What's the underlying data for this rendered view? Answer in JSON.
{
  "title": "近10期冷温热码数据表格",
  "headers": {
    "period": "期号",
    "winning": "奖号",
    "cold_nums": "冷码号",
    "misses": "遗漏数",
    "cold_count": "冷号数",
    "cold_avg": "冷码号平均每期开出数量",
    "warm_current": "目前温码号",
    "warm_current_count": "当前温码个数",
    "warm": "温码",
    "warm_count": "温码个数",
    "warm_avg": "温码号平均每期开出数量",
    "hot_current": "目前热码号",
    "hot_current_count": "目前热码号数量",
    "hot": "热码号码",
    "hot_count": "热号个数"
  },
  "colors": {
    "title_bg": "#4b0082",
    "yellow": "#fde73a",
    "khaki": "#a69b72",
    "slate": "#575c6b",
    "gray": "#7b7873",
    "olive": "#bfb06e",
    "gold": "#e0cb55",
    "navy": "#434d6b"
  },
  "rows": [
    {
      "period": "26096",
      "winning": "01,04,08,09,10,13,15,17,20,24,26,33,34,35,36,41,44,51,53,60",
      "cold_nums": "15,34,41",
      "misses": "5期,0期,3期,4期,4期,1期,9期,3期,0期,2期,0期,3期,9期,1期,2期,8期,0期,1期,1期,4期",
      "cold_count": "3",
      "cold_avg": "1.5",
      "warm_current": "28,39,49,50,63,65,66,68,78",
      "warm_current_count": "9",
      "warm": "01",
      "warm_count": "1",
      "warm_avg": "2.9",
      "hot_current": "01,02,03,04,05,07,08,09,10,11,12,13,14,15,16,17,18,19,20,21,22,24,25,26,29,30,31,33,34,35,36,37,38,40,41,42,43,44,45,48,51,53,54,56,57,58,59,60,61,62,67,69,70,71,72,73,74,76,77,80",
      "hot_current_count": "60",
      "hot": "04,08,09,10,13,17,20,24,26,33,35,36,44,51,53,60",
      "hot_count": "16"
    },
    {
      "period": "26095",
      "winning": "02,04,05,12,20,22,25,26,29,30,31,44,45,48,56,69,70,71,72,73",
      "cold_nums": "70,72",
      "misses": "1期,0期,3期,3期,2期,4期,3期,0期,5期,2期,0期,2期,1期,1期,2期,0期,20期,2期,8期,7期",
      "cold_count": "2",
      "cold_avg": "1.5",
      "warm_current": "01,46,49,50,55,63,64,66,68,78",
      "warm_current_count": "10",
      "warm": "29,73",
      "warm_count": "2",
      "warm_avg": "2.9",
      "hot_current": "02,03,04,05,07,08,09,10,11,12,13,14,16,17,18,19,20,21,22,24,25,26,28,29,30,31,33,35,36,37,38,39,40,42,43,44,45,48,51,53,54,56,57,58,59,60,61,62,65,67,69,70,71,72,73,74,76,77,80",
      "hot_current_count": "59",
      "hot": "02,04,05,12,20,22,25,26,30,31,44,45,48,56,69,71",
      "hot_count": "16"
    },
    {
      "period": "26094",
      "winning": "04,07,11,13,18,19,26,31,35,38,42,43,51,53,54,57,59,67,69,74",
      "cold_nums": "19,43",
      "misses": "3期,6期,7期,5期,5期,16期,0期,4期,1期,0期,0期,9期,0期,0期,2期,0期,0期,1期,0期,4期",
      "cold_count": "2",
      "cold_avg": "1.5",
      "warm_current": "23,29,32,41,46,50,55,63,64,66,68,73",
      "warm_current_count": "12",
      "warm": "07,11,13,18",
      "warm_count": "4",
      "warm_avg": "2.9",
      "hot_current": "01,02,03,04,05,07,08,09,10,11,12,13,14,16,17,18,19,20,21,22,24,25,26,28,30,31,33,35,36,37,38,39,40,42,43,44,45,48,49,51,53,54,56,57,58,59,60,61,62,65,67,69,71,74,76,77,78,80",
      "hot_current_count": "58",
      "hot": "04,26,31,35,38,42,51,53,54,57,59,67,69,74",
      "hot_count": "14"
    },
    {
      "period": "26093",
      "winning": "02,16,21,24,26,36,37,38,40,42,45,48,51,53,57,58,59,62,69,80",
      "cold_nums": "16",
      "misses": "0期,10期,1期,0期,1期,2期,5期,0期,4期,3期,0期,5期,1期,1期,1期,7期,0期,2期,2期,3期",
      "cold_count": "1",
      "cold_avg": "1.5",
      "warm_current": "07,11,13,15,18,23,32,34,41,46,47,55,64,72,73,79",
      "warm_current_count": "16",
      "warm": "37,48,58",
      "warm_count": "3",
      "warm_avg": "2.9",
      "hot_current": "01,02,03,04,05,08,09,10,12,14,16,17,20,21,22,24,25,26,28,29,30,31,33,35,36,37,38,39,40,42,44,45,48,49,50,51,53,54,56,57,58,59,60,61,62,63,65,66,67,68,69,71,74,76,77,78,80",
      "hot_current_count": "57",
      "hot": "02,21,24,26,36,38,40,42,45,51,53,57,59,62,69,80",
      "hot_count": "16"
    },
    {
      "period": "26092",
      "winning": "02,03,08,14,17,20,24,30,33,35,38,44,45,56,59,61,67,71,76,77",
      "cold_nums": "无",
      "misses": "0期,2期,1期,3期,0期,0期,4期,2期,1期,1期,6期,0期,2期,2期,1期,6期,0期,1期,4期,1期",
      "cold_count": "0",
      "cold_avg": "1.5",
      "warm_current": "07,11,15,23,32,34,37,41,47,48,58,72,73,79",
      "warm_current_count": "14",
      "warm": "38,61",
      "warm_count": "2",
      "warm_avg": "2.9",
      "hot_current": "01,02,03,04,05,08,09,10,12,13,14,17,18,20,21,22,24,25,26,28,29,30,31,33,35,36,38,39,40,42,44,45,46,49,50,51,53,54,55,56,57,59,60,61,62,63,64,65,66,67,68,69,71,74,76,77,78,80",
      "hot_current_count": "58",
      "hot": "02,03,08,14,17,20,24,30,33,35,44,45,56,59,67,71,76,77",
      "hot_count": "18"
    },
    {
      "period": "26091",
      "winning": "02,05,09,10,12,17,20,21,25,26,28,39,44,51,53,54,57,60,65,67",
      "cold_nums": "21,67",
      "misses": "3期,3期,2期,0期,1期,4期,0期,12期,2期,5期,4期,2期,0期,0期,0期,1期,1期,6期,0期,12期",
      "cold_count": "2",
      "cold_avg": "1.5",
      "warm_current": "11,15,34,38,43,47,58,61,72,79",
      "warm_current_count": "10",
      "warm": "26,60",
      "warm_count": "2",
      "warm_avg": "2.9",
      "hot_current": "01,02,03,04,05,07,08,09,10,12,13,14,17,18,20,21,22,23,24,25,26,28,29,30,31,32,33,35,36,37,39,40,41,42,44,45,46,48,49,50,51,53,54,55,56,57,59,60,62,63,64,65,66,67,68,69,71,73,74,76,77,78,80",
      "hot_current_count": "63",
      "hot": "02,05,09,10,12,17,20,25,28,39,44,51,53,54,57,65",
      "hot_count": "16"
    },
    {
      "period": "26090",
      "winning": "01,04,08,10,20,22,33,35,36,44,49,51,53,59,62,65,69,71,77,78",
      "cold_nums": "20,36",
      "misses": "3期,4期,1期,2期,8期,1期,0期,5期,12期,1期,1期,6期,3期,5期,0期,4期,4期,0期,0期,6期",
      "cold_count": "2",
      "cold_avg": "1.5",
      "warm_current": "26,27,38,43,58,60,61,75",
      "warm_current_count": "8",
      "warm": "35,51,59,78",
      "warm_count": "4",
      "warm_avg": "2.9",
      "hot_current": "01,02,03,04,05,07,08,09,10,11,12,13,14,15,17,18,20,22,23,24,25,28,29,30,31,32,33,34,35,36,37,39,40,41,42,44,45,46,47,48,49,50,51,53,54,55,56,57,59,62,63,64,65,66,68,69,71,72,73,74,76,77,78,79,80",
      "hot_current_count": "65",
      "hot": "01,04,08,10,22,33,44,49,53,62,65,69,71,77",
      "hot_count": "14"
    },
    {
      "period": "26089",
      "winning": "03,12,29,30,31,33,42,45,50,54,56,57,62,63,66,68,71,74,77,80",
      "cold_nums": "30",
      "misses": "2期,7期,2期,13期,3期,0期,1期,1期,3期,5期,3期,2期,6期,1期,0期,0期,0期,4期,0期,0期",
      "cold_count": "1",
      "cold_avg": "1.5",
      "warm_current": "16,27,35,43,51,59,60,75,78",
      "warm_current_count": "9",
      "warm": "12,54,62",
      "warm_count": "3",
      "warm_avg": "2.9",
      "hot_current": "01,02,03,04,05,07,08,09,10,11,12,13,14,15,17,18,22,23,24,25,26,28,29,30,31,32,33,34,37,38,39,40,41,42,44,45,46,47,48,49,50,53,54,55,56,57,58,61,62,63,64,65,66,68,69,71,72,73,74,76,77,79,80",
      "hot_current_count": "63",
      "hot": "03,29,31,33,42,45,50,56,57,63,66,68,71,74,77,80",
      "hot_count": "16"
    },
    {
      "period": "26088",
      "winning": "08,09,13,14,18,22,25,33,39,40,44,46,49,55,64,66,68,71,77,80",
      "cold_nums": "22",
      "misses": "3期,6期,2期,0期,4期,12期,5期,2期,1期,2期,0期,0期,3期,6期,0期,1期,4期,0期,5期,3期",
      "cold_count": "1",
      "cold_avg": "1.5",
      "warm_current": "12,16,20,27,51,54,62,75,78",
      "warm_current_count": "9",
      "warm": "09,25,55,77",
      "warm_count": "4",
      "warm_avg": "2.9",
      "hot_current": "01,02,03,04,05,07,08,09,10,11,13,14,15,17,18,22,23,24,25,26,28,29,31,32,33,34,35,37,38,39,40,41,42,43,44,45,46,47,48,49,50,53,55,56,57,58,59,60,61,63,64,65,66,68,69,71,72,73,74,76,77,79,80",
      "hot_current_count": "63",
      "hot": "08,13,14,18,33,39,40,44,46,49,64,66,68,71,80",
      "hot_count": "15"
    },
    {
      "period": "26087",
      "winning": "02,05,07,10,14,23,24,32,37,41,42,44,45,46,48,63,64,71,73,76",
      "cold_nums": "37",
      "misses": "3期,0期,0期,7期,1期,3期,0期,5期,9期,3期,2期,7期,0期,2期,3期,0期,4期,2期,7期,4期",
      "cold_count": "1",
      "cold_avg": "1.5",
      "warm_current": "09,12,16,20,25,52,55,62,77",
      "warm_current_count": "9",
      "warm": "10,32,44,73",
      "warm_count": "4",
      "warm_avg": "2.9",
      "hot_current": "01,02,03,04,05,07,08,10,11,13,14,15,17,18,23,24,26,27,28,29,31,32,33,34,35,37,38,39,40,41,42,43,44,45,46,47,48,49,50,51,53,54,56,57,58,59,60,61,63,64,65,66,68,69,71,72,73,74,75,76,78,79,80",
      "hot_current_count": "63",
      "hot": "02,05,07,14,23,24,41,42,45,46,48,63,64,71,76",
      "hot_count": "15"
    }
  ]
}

* * *

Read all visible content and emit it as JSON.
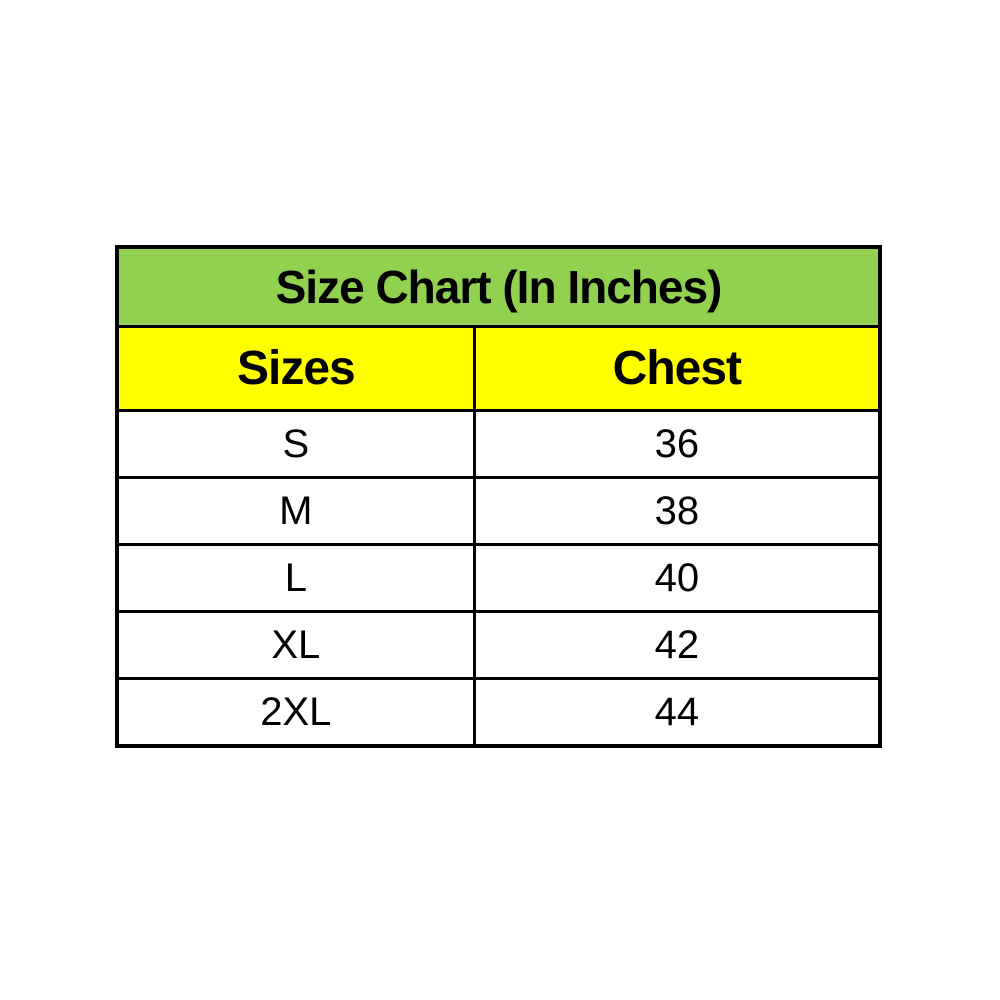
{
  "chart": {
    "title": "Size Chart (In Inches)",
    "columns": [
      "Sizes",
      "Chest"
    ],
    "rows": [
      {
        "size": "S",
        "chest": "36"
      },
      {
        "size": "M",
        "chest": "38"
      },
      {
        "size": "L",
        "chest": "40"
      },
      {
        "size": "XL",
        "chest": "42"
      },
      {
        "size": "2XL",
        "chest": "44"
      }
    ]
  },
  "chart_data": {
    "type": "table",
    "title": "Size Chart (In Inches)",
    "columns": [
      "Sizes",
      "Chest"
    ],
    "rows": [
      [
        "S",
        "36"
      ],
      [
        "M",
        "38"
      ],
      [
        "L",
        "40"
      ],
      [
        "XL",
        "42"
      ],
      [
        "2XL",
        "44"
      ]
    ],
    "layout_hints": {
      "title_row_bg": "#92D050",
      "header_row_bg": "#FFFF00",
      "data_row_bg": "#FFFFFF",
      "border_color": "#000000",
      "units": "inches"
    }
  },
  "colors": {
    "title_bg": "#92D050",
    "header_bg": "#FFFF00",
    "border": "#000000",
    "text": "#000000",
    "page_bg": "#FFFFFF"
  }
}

**Problem to solve:**
Show every line from the entries above in which the word "JSON" appears.

**Final result:**
What's the underlying data for this rendered view? Answer in JSON.
Read all visible content and emit it as JSON.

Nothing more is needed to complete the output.